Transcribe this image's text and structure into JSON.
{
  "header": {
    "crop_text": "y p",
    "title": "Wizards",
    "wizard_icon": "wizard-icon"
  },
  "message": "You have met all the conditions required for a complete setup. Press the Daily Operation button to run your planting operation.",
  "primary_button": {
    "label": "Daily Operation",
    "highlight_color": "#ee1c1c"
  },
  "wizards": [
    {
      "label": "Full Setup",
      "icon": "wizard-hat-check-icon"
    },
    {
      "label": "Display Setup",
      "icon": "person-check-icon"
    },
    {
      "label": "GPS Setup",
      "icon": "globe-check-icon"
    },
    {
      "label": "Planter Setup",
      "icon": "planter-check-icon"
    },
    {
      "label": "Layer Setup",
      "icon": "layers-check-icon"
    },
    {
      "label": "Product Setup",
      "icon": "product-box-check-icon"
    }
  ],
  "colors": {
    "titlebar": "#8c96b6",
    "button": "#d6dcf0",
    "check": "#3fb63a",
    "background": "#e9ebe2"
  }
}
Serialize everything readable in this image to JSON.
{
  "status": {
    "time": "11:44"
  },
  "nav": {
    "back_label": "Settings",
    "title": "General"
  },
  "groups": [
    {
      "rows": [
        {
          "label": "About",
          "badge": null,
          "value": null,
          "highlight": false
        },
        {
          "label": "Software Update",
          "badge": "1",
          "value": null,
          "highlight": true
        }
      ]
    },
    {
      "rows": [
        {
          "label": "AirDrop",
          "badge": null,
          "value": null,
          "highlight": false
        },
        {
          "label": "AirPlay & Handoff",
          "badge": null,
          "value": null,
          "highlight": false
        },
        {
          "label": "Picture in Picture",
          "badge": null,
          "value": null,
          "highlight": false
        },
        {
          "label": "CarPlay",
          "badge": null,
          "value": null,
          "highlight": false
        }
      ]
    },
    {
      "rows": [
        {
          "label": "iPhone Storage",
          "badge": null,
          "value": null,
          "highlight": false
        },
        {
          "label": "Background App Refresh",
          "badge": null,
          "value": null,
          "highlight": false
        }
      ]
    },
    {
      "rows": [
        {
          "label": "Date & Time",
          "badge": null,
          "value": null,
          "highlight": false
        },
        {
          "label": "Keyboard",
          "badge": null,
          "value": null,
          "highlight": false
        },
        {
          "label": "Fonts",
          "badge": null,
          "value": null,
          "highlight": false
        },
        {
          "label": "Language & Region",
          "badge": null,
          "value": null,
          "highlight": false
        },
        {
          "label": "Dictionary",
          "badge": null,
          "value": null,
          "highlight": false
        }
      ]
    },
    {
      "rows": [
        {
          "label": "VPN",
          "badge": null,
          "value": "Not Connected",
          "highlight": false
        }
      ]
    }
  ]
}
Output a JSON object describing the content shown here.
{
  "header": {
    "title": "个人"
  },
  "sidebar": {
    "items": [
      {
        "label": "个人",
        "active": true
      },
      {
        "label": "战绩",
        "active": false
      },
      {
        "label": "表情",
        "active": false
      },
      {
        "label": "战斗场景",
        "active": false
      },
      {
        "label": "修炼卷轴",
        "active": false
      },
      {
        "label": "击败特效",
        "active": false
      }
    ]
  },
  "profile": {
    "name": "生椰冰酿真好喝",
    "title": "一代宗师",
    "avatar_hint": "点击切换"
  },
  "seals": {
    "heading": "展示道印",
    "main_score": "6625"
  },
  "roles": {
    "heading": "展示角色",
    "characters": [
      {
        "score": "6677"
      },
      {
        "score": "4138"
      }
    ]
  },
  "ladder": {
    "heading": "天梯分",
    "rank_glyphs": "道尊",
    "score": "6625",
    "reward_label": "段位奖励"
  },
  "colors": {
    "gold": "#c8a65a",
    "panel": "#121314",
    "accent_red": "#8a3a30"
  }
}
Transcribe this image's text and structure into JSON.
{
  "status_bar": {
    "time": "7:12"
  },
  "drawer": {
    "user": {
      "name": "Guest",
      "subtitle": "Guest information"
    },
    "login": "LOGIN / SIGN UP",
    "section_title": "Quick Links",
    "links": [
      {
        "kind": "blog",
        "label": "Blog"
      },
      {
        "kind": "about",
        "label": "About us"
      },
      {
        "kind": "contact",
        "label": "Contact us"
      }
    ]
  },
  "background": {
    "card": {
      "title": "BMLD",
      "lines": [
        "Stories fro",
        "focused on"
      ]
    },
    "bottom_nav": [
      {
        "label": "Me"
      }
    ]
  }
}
-.-.-
§ **TO DO**
Transcribe the whole listing exactly.

§ **TASK ANSWER**
Transcribe this image's text and structure into JSON.
{
  "header": {
    "crop_text": "y p",
    "title": "Wizards",
    "wizard_icon": "wizard-icon"
  },
  "message": "You have met all the conditions required for a complete setup. Press the Daily Operation button to run your planting operation.",
  "primary_button": {
    "label": "Daily Operation",
    "highlight_color": "#ee1c1c"
  },
  "wizards": [
    {
      "label": "Full Setup",
      "icon": "wizard-hat-check-icon"
    },
    {
      "label": "Display Setup",
      "icon": "person-check-icon"
    },
    {
      "label": "GPS Setup",
      "icon": "globe-check-icon"
    },
    {
      "label": "Planter Setup",
      "icon": "planter-check-icon"
    },
    {
      "label": "Layer Setup",
      "icon": "layers-check-icon"
    },
    {
      "label": "Product Setup",
      "icon": "product-box-check-icon"
    }
  ],
  "colors": {
    "titlebar": "#8c96b6",
    "button": "#d6dcf0",
    "check": "#3fb63a",
    "background": "#e9ebe2"
  }
}
Serialize everything readable in this image to JSON.
{
  "status": {
    "time": "11:44"
  },
  "nav": {
    "back_label": "Settings",
    "title": "General"
  },
  "groups": [
    {
      "rows": [
        {
          "label": "About",
          "badge": null,
          "value": null,
          "highlight": false
        },
        {
          "label": "Software Update",
          "badge": "1",
          "value": null,
          "highlight": true
        }
      ]
    },
    {
      "rows": [
        {
          "label": "AirDrop",
          "badge": null,
          "value": null,
          "highlight": false
        },
        {
          "label": "AirPlay & Handoff",
          "badge": null,
          "value": null,
          "highlight": false
        },
        {
          "label": "Picture in Picture",
          "badge": null,
          "value": null,
          "highlight": false
        },
        {
          "label": "CarPlay",
          "badge": null,
          "value": null,
          "highlight": false
        }
      ]
    },
    {
      "rows": [
        {
          "label": "iPhone Storage",
          "badge": null,
          "value": null,
          "highlight": false
        },
        {
          "label": "Background App Refresh",
          "badge": null,
          "value": null,
          "highlight": false
        }
      ]
    },
    {
      "rows": [
        {
          "label": "Date & Time",
          "badge": null,
          "value": null,
          "highlight": false
        },
        {
          "label": "Keyboard",
          "badge": null,
          "value": null,
          "highlight": false
        },
        {
          "label": "Fonts",
          "badge": null,
          "value": null,
          "highlight": false
        },
        {
          "label": "Language & Region",
          "badge": null,
          "value": null,
          "highlight": false
        },
        {
          "label": "Dictionary",
          "badge": null,
          "value": null,
          "highlight": false
        }
      ]
    },
    {
      "rows": [
        {
          "label": "VPN",
          "badge": null,
          "value": "Not Connected",
          "highlight": false
        }
      ]
    }
  ]
}
Output a JSON object describing the content shown here.
{
  "header": {
    "title": "个人"
  },
  "sidebar": {
    "items": [
      {
        "label": "个人",
        "active": true
      },
      {
        "label": "战绩",
        "active": false
      },
      {
        "label": "表情",
        "active": false
      },
      {
        "label": "战斗场景",
        "active": false
      },
      {
        "label": "修炼卷轴",
        "active": false
      },
      {
        "label": "击败特效",
        "active": false
      }
    ]
  },
  "profile": {
    "name": "生椰冰酿真好喝",
    "title": "一代宗师",
    "avatar_hint": "点击切换"
  },
  "seals": {
    "heading": "展示道印",
    "main_score": "6625"
  },
  "roles": {
    "heading": "展示角色",
    "characters": [
      {
        "score": "6677"
      },
      {
        "score": "4138"
      }
    ]
  },
  "ladder": {
    "heading": "天梯分",
    "rank_glyphs": "道尊",
    "score": "6625",
    "reward_label": "段位奖励"
  },
  "colors": {
    "gold": "#c8a65a",
    "panel": "#121314",
    "accent_red": "#8a3a30"
  }
}
Transcribe this image's text and structure into JSON.
{
  "status_bar": {
    "time": "7:12"
  },
  "drawer": {
    "user": {
      "name": "Guest",
      "subtitle": "Guest information"
    },
    "login": "LOGIN / SIGN UP",
    "section_title": "Quick Links",
    "links": [
      {
        "kind": "blog",
        "label": "Blog"
      },
      {
        "kind": "about",
        "label": "About us"
      },
      {
        "kind": "contact",
        "label": "Contact us"
      }
    ]
  },
  "background": {
    "card": {
      "title": "BMLD",
      "lines": [
        "Stories fro",
        "focused on"
      ]
    },
    "bottom_nav": [
      {
        "label": "Me"
      }
    ]
  }
}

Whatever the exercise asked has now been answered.